- [STATED EXERCISE] Exclude the pictures; give every entry again exactly as written.
-- begin DATASET CONTENT --
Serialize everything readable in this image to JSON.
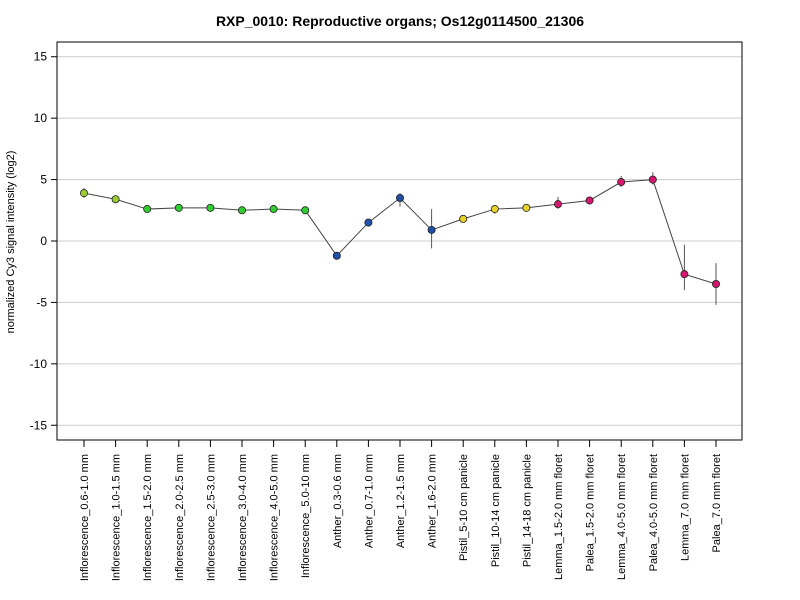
{
  "chart_data": {
    "type": "line",
    "title": "RXP_0010: Reproductive organs; Os12g0114500_21306",
    "ylabel": "normalized Cy3 signal intensity (log2)",
    "xlabel": "",
    "ylim": [
      -16.2,
      16.2
    ],
    "yticks": [
      -15,
      -10,
      -5,
      0,
      5,
      10,
      15
    ],
    "grid": true,
    "categories": [
      "Inflorescence_0.6-1.0 mm",
      "Inflorescence_1.0-1.5 mm",
      "Inflorescence_1.5-2.0 mm",
      "Inflorescence_2.0-2.5 mm",
      "Inflorescence_2.5-3.0 mm",
      "Inflorescence_3.0-4.0 mm",
      "Inflorescence_4.0-5.0 mm",
      "Inflorescence_5.0-10 mm",
      "Anther_0.3-0.6 mm",
      "Anther_0.7-1.0 mm",
      "Anther_1.2-1.5 mm",
      "Anther_1.6-2.0 mm",
      "Pistil_5-10 cm panicle",
      "Pistil_10-14 cm panicle",
      "Pistil_14-18 cm panicle",
      "Lemma_1.5-2.0 mm floret",
      "Palea_1.5-2.0 mm floret",
      "Lemma_4.0-5.0 mm floret",
      "Palea_4.0-5.0 mm floret",
      "Lemma_7.0 mm floret",
      "Palea_7.0 mm floret"
    ],
    "values": [
      3.9,
      3.4,
      2.6,
      2.7,
      2.7,
      2.5,
      2.6,
      2.5,
      -1.2,
      1.5,
      3.5,
      0.9,
      1.8,
      2.6,
      2.7,
      3.0,
      3.3,
      4.8,
      5.0,
      -2.7,
      -3.5
    ],
    "error_low": [
      3.5,
      3.2,
      2.5,
      2.6,
      2.6,
      2.4,
      2.5,
      2.4,
      -1.3,
      1.3,
      2.8,
      -0.6,
      1.5,
      2.2,
      2.4,
      2.6,
      3.0,
      4.4,
      4.6,
      -4.0,
      -5.2
    ],
    "error_high": [
      4.3,
      3.7,
      2.8,
      2.9,
      2.9,
      2.7,
      2.8,
      2.7,
      -1.0,
      1.7,
      3.9,
      2.6,
      2.1,
      2.9,
      3.0,
      3.6,
      3.6,
      5.3,
      5.6,
      -0.3,
      -1.8
    ],
    "point_colors": [
      "#9acd32",
      "#9acd32",
      "#32cd32",
      "#32cd32",
      "#32cd32",
      "#32cd32",
      "#32cd32",
      "#32cd32",
      "#1f4fa8",
      "#1f4fa8",
      "#1f4fa8",
      "#1f4fa8",
      "#e8d22a",
      "#e8d22a",
      "#e8d22a",
      "#d4166e",
      "#d4166e",
      "#d4166e",
      "#d4166e",
      "#d4166e",
      "#d4166e"
    ],
    "line_color": "#444444",
    "grid_color": "#cccccc"
  }
}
-- end DATASET CONTENT --
- [ANSWER TO THIS TASK]
Serialize everything readable in this image to JSON.
{
  "chart_data": {
    "type": "line",
    "title": "RXP_0010: Reproductive organs; Os12g0114500_21306",
    "ylabel": "normalized Cy3 signal intensity (log2)",
    "xlabel": "",
    "ylim": [
      -16.2,
      16.2
    ],
    "yticks": [
      -15,
      -10,
      -5,
      0,
      5,
      10,
      15
    ],
    "grid": true,
    "categories": [
      "Inflorescence_0.6-1.0 mm",
      "Inflorescence_1.0-1.5 mm",
      "Inflorescence_1.5-2.0 mm",
      "Inflorescence_2.0-2.5 mm",
      "Inflorescence_2.5-3.0 mm",
      "Inflorescence_3.0-4.0 mm",
      "Inflorescence_4.0-5.0 mm",
      "Inflorescence_5.0-10 mm",
      "Anther_0.3-0.6 mm",
      "Anther_0.7-1.0 mm",
      "Anther_1.2-1.5 mm",
      "Anther_1.6-2.0 mm",
      "Pistil_5-10 cm panicle",
      "Pistil_10-14 cm panicle",
      "Pistil_14-18 cm panicle",
      "Lemma_1.5-2.0 mm floret",
      "Palea_1.5-2.0 mm floret",
      "Lemma_4.0-5.0 mm floret",
      "Palea_4.0-5.0 mm floret",
      "Lemma_7.0 mm floret",
      "Palea_7.0 mm floret"
    ],
    "values": [
      3.9,
      3.4,
      2.6,
      2.7,
      2.7,
      2.5,
      2.6,
      2.5,
      -1.2,
      1.5,
      3.5,
      0.9,
      1.8,
      2.6,
      2.7,
      3.0,
      3.3,
      4.8,
      5.0,
      -2.7,
      -3.5
    ],
    "error_low": [
      3.5,
      3.2,
      2.5,
      2.6,
      2.6,
      2.4,
      2.5,
      2.4,
      -1.3,
      1.3,
      2.8,
      -0.6,
      1.5,
      2.2,
      2.4,
      2.6,
      3.0,
      4.4,
      4.6,
      -4.0,
      -5.2
    ],
    "error_high": [
      4.3,
      3.7,
      2.8,
      2.9,
      2.9,
      2.7,
      2.8,
      2.7,
      -1.0,
      1.7,
      3.9,
      2.6,
      2.1,
      2.9,
      3.0,
      3.6,
      3.6,
      5.3,
      5.6,
      -0.3,
      -1.8
    ],
    "point_colors": [
      "#9acd32",
      "#9acd32",
      "#32cd32",
      "#32cd32",
      "#32cd32",
      "#32cd32",
      "#32cd32",
      "#32cd32",
      "#1f4fa8",
      "#1f4fa8",
      "#1f4fa8",
      "#1f4fa8",
      "#e8d22a",
      "#e8d22a",
      "#e8d22a",
      "#d4166e",
      "#d4166e",
      "#d4166e",
      "#d4166e",
      "#d4166e",
      "#d4166e"
    ],
    "line_color": "#444444",
    "grid_color": "#cccccc"
  }
}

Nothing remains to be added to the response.